> [What you should do] In the rows starting at the beginning and ending at the line with "heatmap-cell <box>150 731 225 802</box>", substitute "intensity" for "strength" and reproduce those lines with nothing else changed.
--- START OF Dataset records ---
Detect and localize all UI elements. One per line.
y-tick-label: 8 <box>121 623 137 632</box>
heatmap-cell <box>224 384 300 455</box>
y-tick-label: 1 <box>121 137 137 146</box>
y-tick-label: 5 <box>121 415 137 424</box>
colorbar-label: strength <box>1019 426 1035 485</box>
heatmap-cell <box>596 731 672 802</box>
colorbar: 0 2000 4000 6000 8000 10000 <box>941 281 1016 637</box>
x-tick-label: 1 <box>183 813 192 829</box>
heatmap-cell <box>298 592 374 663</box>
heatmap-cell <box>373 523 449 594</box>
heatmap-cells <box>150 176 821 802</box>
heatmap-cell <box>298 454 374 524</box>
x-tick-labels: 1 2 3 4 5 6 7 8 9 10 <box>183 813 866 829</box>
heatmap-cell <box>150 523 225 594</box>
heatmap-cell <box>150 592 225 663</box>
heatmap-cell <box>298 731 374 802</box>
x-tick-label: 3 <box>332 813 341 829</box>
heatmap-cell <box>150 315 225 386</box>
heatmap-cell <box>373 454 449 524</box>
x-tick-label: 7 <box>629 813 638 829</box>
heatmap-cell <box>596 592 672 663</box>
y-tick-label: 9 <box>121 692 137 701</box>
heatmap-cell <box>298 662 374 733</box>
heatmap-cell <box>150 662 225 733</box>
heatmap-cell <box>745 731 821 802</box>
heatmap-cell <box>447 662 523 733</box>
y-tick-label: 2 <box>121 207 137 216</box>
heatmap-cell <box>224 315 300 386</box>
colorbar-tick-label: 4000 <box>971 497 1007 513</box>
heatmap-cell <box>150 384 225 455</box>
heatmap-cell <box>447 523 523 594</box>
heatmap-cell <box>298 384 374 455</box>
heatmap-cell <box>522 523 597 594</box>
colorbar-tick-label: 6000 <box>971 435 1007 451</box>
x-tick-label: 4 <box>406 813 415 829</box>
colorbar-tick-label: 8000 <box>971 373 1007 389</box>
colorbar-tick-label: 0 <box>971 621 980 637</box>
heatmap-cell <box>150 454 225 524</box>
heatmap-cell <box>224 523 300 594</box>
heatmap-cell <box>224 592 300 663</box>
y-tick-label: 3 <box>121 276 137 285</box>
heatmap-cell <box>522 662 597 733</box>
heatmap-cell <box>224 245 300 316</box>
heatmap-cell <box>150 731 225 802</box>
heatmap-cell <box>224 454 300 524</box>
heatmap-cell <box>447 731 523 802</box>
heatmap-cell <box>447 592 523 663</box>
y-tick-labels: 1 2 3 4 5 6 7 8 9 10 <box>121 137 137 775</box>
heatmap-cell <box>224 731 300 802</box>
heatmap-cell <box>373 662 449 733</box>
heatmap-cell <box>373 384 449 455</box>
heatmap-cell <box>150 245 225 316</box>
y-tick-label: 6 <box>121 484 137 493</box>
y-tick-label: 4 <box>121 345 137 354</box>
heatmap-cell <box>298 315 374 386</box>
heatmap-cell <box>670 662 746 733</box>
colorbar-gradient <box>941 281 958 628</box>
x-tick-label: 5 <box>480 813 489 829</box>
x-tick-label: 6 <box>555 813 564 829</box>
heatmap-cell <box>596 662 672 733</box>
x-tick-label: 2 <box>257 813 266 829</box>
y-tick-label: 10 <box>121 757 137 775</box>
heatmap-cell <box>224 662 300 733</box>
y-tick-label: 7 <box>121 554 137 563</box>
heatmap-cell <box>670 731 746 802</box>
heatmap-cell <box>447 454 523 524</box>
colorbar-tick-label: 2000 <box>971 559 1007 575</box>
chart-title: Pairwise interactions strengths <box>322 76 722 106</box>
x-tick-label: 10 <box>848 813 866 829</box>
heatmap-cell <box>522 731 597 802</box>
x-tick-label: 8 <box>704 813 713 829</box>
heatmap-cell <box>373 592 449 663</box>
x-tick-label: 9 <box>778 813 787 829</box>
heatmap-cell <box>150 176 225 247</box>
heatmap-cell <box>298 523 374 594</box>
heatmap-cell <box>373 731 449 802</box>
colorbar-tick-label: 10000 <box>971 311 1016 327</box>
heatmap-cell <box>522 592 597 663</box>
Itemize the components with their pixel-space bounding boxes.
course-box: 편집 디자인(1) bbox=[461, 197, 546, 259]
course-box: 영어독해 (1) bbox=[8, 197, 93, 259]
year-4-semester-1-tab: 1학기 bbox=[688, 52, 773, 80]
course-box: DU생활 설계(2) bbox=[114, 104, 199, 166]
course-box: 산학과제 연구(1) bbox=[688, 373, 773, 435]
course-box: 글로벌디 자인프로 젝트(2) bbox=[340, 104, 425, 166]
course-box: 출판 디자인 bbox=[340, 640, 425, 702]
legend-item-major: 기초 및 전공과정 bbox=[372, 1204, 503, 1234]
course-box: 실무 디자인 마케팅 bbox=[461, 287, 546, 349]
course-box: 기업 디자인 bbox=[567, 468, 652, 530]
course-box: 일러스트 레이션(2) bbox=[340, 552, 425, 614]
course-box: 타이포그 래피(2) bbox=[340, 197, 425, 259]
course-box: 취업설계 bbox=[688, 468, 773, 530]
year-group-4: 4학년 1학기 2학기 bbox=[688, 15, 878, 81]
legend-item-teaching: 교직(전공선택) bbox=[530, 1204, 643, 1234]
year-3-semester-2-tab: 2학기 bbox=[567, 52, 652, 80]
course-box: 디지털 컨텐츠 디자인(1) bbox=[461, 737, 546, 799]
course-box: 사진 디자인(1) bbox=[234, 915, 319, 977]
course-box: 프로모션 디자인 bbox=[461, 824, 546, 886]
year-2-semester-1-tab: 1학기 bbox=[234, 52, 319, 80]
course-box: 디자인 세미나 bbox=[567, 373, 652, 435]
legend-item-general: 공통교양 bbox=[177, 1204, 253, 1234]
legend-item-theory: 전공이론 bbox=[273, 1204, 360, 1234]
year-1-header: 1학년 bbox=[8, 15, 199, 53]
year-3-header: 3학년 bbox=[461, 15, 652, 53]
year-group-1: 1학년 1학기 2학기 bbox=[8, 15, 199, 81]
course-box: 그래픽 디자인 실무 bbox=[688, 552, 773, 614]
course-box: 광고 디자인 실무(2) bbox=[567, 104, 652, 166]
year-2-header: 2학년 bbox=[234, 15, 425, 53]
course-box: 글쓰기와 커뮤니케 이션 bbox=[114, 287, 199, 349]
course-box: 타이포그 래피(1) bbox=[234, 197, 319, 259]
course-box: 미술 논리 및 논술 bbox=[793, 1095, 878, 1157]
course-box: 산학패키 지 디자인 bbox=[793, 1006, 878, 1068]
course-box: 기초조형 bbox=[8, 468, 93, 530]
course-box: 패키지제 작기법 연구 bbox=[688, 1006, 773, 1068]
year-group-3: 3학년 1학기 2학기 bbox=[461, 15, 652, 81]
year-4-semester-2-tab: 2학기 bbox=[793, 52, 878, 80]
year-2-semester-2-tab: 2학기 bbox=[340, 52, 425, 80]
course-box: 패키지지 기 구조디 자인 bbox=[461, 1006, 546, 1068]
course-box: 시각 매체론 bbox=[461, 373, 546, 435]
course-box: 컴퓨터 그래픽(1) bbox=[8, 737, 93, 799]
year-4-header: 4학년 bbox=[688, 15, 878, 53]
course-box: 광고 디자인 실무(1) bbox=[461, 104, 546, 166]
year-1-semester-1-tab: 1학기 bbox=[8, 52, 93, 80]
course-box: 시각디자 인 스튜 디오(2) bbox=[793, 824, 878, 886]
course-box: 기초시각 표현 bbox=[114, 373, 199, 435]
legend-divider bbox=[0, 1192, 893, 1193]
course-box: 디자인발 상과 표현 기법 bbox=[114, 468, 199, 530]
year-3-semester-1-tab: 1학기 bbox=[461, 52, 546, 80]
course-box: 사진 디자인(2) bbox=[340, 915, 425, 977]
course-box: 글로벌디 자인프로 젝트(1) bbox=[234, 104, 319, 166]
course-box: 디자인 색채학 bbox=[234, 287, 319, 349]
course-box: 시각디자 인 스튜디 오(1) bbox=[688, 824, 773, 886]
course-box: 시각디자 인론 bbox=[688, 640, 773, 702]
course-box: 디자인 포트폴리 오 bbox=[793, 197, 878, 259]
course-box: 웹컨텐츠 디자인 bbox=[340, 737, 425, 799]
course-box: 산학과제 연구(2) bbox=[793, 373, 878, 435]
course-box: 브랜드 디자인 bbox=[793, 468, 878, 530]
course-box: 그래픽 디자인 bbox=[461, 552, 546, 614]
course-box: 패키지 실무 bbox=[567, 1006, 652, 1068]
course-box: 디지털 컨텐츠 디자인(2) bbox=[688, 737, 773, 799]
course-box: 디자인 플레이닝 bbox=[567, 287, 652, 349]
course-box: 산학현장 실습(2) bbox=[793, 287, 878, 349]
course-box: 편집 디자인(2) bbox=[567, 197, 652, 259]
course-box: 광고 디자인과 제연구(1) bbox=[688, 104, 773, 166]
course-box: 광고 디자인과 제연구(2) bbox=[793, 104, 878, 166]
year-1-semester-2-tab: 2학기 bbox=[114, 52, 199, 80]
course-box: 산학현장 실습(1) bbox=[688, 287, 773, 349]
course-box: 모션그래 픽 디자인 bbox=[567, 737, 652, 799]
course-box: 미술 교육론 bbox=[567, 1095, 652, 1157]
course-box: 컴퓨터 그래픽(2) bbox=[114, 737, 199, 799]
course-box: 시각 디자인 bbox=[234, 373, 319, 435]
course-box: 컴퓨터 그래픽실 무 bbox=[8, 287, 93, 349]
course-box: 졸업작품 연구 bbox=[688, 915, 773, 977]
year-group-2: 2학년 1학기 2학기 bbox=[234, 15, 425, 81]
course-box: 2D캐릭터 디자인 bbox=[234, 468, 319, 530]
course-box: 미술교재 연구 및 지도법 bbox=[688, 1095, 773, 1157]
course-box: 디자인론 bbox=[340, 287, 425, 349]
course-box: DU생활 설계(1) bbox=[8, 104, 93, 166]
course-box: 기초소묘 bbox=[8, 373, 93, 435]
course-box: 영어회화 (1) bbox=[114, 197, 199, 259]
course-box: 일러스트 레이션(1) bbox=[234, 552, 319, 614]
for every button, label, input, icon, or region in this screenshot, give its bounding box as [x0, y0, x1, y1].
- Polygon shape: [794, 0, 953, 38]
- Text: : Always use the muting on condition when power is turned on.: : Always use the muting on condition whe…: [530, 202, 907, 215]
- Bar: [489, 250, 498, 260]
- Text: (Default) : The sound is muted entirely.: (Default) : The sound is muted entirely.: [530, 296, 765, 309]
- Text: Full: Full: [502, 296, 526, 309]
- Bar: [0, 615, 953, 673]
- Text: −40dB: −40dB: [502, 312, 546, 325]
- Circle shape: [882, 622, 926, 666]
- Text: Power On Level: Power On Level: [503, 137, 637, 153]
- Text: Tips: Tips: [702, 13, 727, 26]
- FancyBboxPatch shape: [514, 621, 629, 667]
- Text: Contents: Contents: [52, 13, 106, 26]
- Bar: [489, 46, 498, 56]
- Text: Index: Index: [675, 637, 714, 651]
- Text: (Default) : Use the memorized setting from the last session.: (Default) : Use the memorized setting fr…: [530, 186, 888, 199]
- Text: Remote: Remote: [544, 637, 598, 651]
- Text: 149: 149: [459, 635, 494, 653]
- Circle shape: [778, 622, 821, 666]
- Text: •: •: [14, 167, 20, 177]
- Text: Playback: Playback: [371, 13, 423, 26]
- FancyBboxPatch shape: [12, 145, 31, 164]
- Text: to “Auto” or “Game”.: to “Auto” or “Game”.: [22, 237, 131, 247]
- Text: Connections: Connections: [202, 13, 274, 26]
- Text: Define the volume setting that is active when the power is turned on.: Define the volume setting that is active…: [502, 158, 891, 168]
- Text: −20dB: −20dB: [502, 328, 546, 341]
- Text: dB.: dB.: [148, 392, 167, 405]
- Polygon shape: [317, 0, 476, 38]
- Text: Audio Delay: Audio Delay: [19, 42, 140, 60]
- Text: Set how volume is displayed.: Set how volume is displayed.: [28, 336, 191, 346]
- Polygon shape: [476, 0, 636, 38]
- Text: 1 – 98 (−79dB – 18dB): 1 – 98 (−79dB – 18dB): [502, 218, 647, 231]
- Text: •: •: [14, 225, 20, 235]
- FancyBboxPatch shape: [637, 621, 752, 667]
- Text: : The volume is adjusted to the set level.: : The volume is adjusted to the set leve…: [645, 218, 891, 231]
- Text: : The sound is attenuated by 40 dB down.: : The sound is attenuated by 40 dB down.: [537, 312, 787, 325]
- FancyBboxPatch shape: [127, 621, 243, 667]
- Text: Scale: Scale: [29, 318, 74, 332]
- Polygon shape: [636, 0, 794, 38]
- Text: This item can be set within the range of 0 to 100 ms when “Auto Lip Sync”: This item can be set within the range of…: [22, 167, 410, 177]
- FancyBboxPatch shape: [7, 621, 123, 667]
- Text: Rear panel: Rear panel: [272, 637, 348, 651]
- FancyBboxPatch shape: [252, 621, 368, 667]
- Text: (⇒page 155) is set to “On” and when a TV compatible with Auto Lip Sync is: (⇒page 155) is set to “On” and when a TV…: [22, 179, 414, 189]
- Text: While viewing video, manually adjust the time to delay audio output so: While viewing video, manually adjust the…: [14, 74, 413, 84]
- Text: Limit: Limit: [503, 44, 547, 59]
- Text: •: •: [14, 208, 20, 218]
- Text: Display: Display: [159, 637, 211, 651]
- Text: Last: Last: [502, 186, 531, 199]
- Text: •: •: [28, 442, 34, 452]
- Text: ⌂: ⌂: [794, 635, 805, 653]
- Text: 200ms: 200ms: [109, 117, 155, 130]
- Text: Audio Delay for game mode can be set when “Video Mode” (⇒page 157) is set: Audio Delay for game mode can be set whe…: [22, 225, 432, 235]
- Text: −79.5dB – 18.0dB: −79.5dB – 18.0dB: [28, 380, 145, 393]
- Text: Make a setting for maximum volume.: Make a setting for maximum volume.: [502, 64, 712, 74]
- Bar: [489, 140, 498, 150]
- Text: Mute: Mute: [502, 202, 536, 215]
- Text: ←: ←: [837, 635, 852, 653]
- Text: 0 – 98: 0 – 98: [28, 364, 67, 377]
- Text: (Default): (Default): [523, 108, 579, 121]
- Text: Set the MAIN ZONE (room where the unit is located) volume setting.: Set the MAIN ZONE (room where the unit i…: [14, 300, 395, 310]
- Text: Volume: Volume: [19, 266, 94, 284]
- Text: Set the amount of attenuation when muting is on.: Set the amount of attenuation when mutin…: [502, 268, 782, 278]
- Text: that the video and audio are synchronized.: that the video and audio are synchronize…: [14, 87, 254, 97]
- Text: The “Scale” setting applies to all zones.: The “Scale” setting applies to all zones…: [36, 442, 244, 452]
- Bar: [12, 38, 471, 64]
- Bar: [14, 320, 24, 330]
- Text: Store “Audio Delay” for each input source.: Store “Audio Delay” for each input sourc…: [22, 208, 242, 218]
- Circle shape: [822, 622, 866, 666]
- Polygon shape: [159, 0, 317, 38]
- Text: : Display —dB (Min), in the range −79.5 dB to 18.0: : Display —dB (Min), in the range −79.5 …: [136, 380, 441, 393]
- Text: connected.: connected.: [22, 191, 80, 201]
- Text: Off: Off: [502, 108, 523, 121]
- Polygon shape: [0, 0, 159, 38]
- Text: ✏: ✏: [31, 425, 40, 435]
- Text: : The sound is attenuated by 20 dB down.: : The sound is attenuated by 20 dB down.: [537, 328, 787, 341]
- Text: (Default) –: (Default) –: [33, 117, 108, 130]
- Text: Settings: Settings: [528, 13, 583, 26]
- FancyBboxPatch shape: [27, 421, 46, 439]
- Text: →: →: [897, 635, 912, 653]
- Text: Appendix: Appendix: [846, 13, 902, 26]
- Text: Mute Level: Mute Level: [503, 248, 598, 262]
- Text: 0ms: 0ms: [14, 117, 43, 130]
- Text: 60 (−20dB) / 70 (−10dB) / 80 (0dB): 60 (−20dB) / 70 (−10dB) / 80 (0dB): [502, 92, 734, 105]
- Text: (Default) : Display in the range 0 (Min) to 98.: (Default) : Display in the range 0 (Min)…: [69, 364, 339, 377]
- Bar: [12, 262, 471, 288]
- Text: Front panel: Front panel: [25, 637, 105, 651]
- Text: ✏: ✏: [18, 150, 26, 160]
--- END OF Dataset records ---
> [Solution below]
Detect and localize all UI elements. One per line.
y-tick-label: 8 <box>121 623 137 632</box>
heatmap-cell <box>224 384 300 455</box>
y-tick-label: 1 <box>121 137 137 146</box>
y-tick-label: 5 <box>121 415 137 424</box>
colorbar-label: intensity <box>1019 426 1035 485</box>
heatmap-cell <box>596 731 672 802</box>
colorbar: 0 2000 4000 6000 8000 10000 <box>941 281 1016 637</box>
x-tick-label: 1 <box>183 813 192 829</box>
heatmap-cell <box>298 592 374 663</box>
heatmap-cell <box>373 523 449 594</box>
heatmap-cells <box>150 176 821 802</box>
heatmap-cell <box>298 454 374 524</box>
x-tick-labels: 1 2 3 4 5 6 7 8 9 10 <box>183 813 866 829</box>
heatmap-cell <box>150 523 225 594</box>
heatmap-cell <box>150 592 225 663</box>
heatmap-cell <box>298 731 374 802</box>
x-tick-label: 3 <box>332 813 341 829</box>
heatmap-cell <box>150 315 225 386</box>
heatmap-cell <box>373 454 449 524</box>
x-tick-label: 7 <box>629 813 638 829</box>
heatmap-cell <box>596 592 672 663</box>
y-tick-label: 9 <box>121 692 137 701</box>
heatmap-cell <box>298 662 374 733</box>
heatmap-cell <box>150 662 225 733</box>
heatmap-cell <box>745 731 821 802</box>
heatmap-cell <box>447 662 523 733</box>
y-tick-label: 2 <box>121 207 137 216</box>
heatmap-cell <box>224 315 300 386</box>
colorbar-tick-label: 4000 <box>971 497 1007 513</box>
heatmap-cell <box>150 384 225 455</box>
heatmap-cell <box>447 523 523 594</box>
heatmap-cell <box>298 384 374 455</box>
heatmap-cell <box>522 523 597 594</box>
colorbar-tick-label: 6000 <box>971 435 1007 451</box>
x-tick-label: 4 <box>406 813 415 829</box>
colorbar-tick-label: 8000 <box>971 373 1007 389</box>
colorbar-tick-label: 0 <box>971 621 980 637</box>
heatmap-cell <box>150 454 225 524</box>
heatmap-cell <box>224 523 300 594</box>
heatmap-cell <box>224 592 300 663</box>
y-tick-label: 3 <box>121 276 137 285</box>
heatmap-cell <box>522 662 597 733</box>
heatmap-cell <box>224 245 300 316</box>
heatmap-cell <box>150 731 225 802</box>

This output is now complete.